[START Task input]

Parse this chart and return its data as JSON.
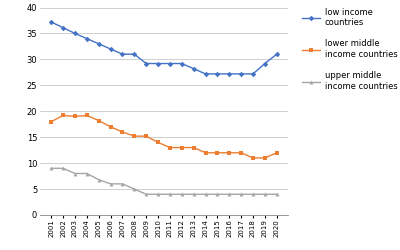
{
  "years": [
    2001,
    2002,
    2003,
    2004,
    2005,
    2006,
    2007,
    2008,
    2009,
    2010,
    2011,
    2012,
    2013,
    2014,
    2015,
    2016,
    2017,
    2018,
    2019,
    2020
  ],
  "low_income": [
    37.2,
    36.1,
    35.0,
    34.0,
    33.0,
    32.0,
    31.0,
    31.0,
    29.2,
    29.2,
    29.2,
    29.2,
    28.2,
    27.2,
    27.2,
    27.2,
    27.2,
    27.2,
    29.2,
    31.0
  ],
  "lower_middle": [
    18.0,
    19.2,
    19.0,
    19.2,
    18.2,
    17.0,
    16.0,
    15.2,
    15.2,
    14.0,
    13.0,
    13.0,
    13.0,
    12.0,
    12.0,
    12.0,
    12.0,
    11.0,
    11.0,
    12.0
  ],
  "upper_middle": [
    9.0,
    9.0,
    8.0,
    8.0,
    6.8,
    6.0,
    6.0,
    5.0,
    4.0,
    4.0,
    4.0,
    4.0,
    4.0,
    4.0,
    4.0,
    4.0,
    4.0,
    4.0,
    4.0,
    4.0
  ],
  "low_income_color": "#4472c4",
  "lower_middle_color": "#ed7d31",
  "upper_middle_color": "#a5a5a5",
  "ylim": [
    0,
    40
  ],
  "yticks": [
    0,
    5,
    10,
    15,
    20,
    25,
    30,
    35,
    40
  ],
  "legend_labels": [
    "low income\ncountries",
    "lower middle\nincome countries",
    "upper middle\nincome countries"
  ],
  "background_color": "#ffffff",
  "grid_color": "#c8c8c8"
}
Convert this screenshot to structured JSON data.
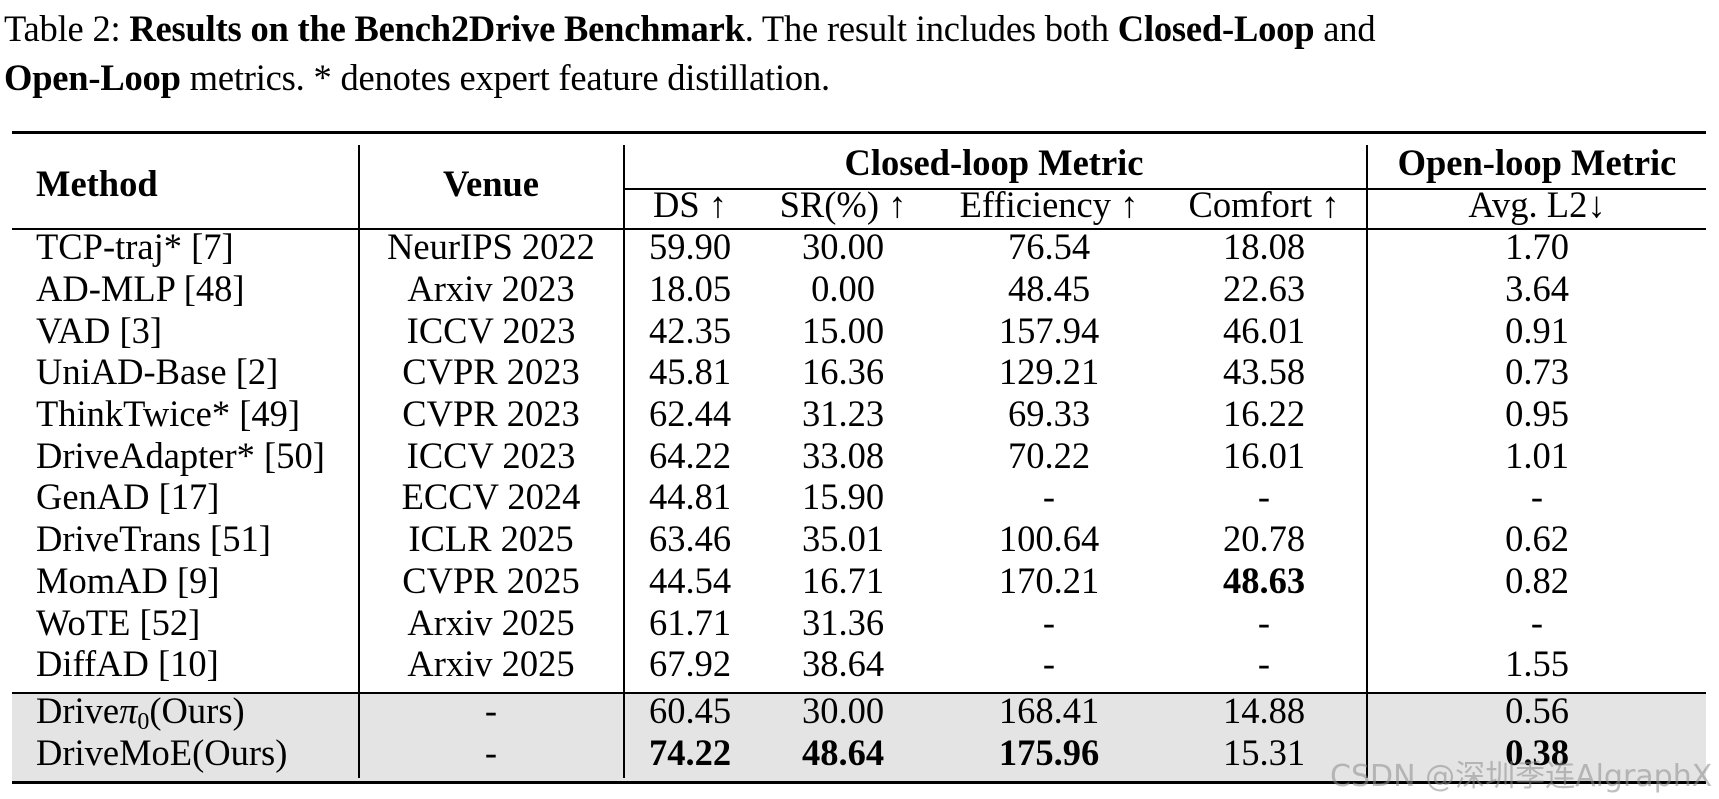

[END Task input]

Exercise task | Where a line holds "this", copy that line.

Correct result |
Parse this chart and return its data as JSON.
Convert this screenshot to structured JSON data.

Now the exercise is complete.